__TASK STATEMENT__. Give every entry again, word for word.

__ENTRIES SHOWN__.
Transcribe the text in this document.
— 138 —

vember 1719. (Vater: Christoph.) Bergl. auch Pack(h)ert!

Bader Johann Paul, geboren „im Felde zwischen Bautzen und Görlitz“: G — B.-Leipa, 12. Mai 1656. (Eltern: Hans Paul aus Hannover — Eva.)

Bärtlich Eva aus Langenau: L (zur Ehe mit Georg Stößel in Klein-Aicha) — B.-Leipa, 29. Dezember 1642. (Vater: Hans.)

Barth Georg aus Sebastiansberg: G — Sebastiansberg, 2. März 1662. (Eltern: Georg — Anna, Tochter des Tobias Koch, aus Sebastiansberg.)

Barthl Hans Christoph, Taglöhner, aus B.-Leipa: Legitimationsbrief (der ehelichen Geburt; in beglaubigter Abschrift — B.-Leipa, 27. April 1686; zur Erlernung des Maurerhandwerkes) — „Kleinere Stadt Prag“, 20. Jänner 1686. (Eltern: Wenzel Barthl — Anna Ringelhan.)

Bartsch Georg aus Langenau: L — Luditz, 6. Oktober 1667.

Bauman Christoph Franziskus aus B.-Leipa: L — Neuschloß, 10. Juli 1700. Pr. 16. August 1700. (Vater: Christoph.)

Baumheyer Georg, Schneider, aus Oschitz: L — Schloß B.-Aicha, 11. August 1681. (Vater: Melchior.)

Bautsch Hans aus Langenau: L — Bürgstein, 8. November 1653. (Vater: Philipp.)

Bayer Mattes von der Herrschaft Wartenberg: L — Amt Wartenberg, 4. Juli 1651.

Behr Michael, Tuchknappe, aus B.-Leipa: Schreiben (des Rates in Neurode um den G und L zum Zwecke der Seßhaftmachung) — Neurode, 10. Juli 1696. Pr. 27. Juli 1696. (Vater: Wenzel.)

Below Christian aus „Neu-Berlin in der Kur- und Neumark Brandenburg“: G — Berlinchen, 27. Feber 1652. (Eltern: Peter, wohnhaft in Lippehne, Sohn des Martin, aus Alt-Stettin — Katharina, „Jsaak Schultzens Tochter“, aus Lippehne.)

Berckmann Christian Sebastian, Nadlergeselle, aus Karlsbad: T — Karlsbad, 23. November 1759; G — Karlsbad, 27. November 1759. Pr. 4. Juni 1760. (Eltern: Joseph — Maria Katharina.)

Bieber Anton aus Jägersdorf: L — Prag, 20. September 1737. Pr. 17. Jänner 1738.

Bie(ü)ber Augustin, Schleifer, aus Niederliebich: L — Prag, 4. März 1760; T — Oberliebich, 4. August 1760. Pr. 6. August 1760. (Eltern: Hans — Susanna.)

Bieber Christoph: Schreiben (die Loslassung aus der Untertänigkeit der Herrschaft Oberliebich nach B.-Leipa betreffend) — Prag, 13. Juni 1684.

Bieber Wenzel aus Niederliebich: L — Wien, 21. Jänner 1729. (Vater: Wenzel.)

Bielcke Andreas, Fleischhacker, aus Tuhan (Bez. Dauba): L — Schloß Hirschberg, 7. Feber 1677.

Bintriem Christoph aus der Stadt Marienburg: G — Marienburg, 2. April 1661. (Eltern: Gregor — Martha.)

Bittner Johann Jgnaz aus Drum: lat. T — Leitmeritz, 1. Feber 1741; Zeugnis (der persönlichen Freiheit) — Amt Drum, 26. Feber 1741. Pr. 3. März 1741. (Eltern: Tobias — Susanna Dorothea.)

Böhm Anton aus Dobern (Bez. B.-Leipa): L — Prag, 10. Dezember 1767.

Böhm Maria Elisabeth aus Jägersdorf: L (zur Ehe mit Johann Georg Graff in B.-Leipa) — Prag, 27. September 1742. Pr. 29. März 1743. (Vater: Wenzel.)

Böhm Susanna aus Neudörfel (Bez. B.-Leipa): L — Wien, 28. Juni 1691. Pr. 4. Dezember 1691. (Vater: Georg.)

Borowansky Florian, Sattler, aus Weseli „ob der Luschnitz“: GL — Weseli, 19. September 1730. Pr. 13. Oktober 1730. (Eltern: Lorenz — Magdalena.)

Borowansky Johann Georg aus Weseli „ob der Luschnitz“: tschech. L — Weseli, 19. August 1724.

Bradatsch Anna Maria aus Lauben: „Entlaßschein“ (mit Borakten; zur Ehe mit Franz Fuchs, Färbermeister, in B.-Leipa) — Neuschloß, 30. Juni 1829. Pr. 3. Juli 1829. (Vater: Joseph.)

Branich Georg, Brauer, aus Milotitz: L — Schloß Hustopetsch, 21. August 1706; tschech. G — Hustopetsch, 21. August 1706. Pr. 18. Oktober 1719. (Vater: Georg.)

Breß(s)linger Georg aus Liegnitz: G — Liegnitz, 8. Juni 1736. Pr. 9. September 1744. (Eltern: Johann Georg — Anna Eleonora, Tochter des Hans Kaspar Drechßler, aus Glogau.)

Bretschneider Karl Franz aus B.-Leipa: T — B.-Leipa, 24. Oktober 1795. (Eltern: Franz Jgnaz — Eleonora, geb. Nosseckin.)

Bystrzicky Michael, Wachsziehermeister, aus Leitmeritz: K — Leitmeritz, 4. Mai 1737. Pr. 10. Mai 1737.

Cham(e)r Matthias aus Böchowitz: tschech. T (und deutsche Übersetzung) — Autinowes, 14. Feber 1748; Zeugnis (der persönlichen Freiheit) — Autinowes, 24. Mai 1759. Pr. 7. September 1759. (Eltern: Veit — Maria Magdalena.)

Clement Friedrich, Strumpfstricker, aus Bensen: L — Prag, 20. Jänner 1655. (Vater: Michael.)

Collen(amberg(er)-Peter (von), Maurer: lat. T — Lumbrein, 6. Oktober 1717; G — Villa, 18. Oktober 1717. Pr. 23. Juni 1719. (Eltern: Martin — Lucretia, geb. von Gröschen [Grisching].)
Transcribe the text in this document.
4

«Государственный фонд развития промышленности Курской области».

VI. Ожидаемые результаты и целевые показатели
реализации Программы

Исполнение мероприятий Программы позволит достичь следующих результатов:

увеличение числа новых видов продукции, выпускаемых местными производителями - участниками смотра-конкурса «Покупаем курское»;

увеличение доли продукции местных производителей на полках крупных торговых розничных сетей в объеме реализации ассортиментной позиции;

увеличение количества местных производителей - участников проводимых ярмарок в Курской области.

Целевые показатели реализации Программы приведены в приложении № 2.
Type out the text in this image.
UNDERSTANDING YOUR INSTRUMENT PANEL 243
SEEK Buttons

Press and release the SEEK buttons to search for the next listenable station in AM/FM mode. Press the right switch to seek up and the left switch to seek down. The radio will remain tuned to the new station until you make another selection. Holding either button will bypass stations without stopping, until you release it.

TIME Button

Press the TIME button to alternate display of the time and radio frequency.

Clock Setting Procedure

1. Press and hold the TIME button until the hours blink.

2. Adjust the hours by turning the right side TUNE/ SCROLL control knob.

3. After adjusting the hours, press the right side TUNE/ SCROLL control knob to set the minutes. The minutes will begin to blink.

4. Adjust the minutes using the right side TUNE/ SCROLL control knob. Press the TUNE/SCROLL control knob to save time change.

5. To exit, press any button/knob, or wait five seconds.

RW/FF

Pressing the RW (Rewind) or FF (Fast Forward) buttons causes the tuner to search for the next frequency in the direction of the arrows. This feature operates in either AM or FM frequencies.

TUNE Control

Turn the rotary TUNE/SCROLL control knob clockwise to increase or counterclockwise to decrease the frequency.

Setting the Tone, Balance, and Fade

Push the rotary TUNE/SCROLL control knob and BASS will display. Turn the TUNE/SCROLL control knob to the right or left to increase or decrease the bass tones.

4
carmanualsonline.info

__IN RESPONSE__.
Transcribe the text in this document.
— 138 —

vember 1719. (Vater: Christoph.) Bergl. auch Pack(h)ert!

Bader Johann Paul, geboren „im Felde zwischen Bautzen und Görlitz“: G — B.-Leipa, 12. Mai 1656. (Eltern: Hans Paul aus Hannover — Eva.)

Bärtlich Eva aus Langenau: L (zur Ehe mit Georg Stößel in Klein-Aicha) — B.-Leipa, 29. Dezember 1642. (Vater: Hans.)

Barth Georg aus Sebastiansberg: G — Sebastiansberg, 2. März 1662. (Eltern: Georg — Anna, Tochter des Tobias Koch, aus Sebastiansberg.)

Barthl Hans Christoph, Taglöhner, aus B.-Leipa: Legitimationsbrief (der ehelichen Geburt; in beglaubigter Abschrift — B.-Leipa, 27. April 1686; zur Erlernung des Maurerhandwerkes) — „Kleinere Stadt Prag“, 20. Jänner 1686. (Eltern: Wenzel Barthl — Anna Ringelhan.)

Bartsch Georg aus Langenau: L — Luditz, 6. Oktober 1667.

Bauman Christoph Franziskus aus B.-Leipa: L — Neuschloß, 10. Juli 1700. Pr. 16. August 1700. (Vater: Christoph.)

Baumheyer Georg, Schneider, aus Oschitz: L — Schloß B.-Aicha, 11. August 1681. (Vater: Melchior.)

Bautsch Hans aus Langenau: L — Bürgstein, 8. November 1653. (Vater: Philipp.)

Bayer Mattes von der Herrschaft Wartenberg: L — Amt Wartenberg, 4. Juli 1651.

Behr Michael, Tuchknappe, aus B.-Leipa: Schreiben (des Rates in Neurode um den G und L zum Zwecke der Seßhaftmachung) — Neurode, 10. Juli 1696. Pr. 27. Juli 1696. (Vater: Wenzel.)

Below Christian aus „Neu-Berlin in der Kur- und Neumark Brandenburg“: G — Berlinchen, 27. Feber 1652. (Eltern: Peter, wohnhaft in Lippehne, Sohn des Martin, aus Alt-Stettin — Katharina, „Jsaak Schultzens Tochter“, aus Lippehne.)

Berckmann Christian Sebastian, Nadlergeselle, aus Karlsbad: T — Karlsbad, 23. November 1759; G — Karlsbad, 27. November 1759. Pr. 4. Juni 1760. (Eltern: Joseph — Maria Katharina.)

Bieber Anton aus Jägersdorf: L — Prag, 20. September 1737. Pr. 17. Jänner 1738.

Bie(ü)ber Augustin, Schleifer, aus Niederliebich: L — Prag, 4. März 1760; T — Oberliebich, 4. August 1760. Pr. 6. August 1760. (Eltern: Hans — Susanna.)

Bieber Christoph: Schreiben (die Loslassung aus der Untertänigkeit der Herrschaft Oberliebich nach B.-Leipa betreffend) — Prag, 13. Juni 1684.

Bieber Wenzel aus Niederliebich: L — Wien, 21. Jänner 1729. (Vater: Wenzel.)

Bielcke Andreas, Fleischhacker, aus Tuhan (Bez. Dauba): L — Schloß Hirschberg, 7. Feber 1677.

Bintriem Christoph aus der Stadt Marienburg: G — Marienburg, 2. April 1661. (Eltern: Gregor — Martha.)

Bittner Johann Jgnaz aus Drum: lat. T — Leitmeritz, 1. Feber 1741; Zeugnis (der persönlichen Freiheit) — Amt Drum, 26. Feber 1741. Pr. 3. März 1741. (Eltern: Tobias — Susanna Dorothea.)

Böhm Anton aus Dobern (Bez. B.-Leipa): L — Prag, 10. Dezember 1767.

Böhm Maria Elisabeth aus Jägersdorf: L (zur Ehe mit Johann Georg Graff in B.-Leipa) — Prag, 27. September 1742. Pr. 29. März 1743. (Vater: Wenzel.)

Böhm Susanna aus Neudörfel (Bez. B.-Leipa): L — Wien, 28. Juni 1691. Pr. 4. Dezember 1691. (Vater: Georg.)

Borowansky Florian, Sattler, aus Weseli „ob der Luschnitz“: GL — Weseli, 19. September 1730. Pr. 13. Oktober 1730. (Eltern: Lorenz — Magdalena.)

Borowansky Johann Georg aus Weseli „ob der Luschnitz“: tschech. L — Weseli, 19. August 1724.

Bradatsch Anna Maria aus Lauben: „Entlaßschein“ (mit Borakten; zur Ehe mit Franz Fuchs, Färbermeister, in B.-Leipa) — Neuschloß, 30. Juni 1829. Pr. 3. Juli 1829. (Vater: Joseph.)

Branich Georg, Brauer, aus Milotitz: L — Schloß Hustopetsch, 21. August 1706; tschech. G — Hustopetsch, 21. August 1706. Pr. 18. Oktober 1719. (Vater: Georg.)

Breß(s)linger Georg aus Liegnitz: G — Liegnitz, 8. Juni 1736. Pr. 9. September 1744. (Eltern: Johann Georg — Anna Eleonora, Tochter des Hans Kaspar Drechßler, aus Glogau.)

Bretschneider Karl Franz aus B.-Leipa: T — B.-Leipa, 24. Oktober 1795. (Eltern: Franz Jgnaz — Eleonora, geb. Nosseckin.)

Bystrzicky Michael, Wachsziehermeister, aus Leitmeritz: K — Leitmeritz, 4. Mai 1737. Pr. 10. Mai 1737.

Cham(e)r Matthias aus Böchowitz: tschech. T (und deutsche Übersetzung) — Autinowes, 14. Feber 1748; Zeugnis (der persönlichen Freiheit) — Autinowes, 24. Mai 1759. Pr. 7. September 1759. (Eltern: Veit — Maria Magdalena.)

Clement Friedrich, Strumpfstricker, aus Bensen: L — Prag, 20. Jänner 1655. (Vater: Michael.)

Collen(amberg(er)-Peter (von), Maurer: lat. T — Lumbrein, 6. Oktober 1717; G — Villa, 18. Oktober 1717. Pr. 23. Juni 1719. (Eltern: Martin — Lucretia, geb. von Gröschen [Grisching].)
Transcribe the text in this document.
4

«Государственный фонд развития промышленности Курской области».

VI. Ожидаемые результаты и целевые показатели
реализации Программы

Исполнение мероприятий Программы позволит достичь следующих результатов:

увеличение числа новых видов продукции, выпускаемых местными производителями - участниками смотра-конкурса «Покупаем курское»;

увеличение доли продукции местных производителей на полках крупных торговых розничных сетей в объеме реализации ассортиментной позиции;

увеличение количества местных производителей - участников проводимых ярмарок в Курской области.

Целевые показатели реализации Программы приведены в приложении № 2.
Type out the text in this image.
UNDERSTANDING YOUR INSTRUMENT PANEL 243
SEEK Buttons

Press and release the SEEK buttons to search for the next listenable station in AM/FM mode. Press the right switch to seek up and the left switch to seek down. The radio will remain tuned to the new station until you make another selection. Holding either button will bypass stations without stopping, until you release it.

TIME Button

Press the TIME button to alternate display of the time and radio frequency.

Clock Setting Procedure

1. Press and hold the TIME button until the hours blink.

2. Adjust the hours by turning the right side TUNE/ SCROLL control knob.

3. After adjusting the hours, press the right side TUNE/ SCROLL control knob to set the minutes. The minutes will begin to blink.

4. Adjust the minutes using the right side TUNE/ SCROLL control knob. Press the TUNE/SCROLL control knob to save time change.

5. To exit, press any button/knob, or wait five seconds.

RW/FF

Pressing the RW (Rewind) or FF (Fast Forward) buttons causes the tuner to search for the next frequency in the direction of the arrows. This feature operates in either AM or FM frequencies.

TUNE Control

Turn the rotary TUNE/SCROLL control knob clockwise to increase or counterclockwise to decrease the frequency.

Setting the Tone, Balance, and Fade

Push the rotary TUNE/SCROLL control knob and BASS will display. Turn the TUNE/SCROLL control knob to the right or left to increase or decrease the bass tones.

4
carmanualsonline.info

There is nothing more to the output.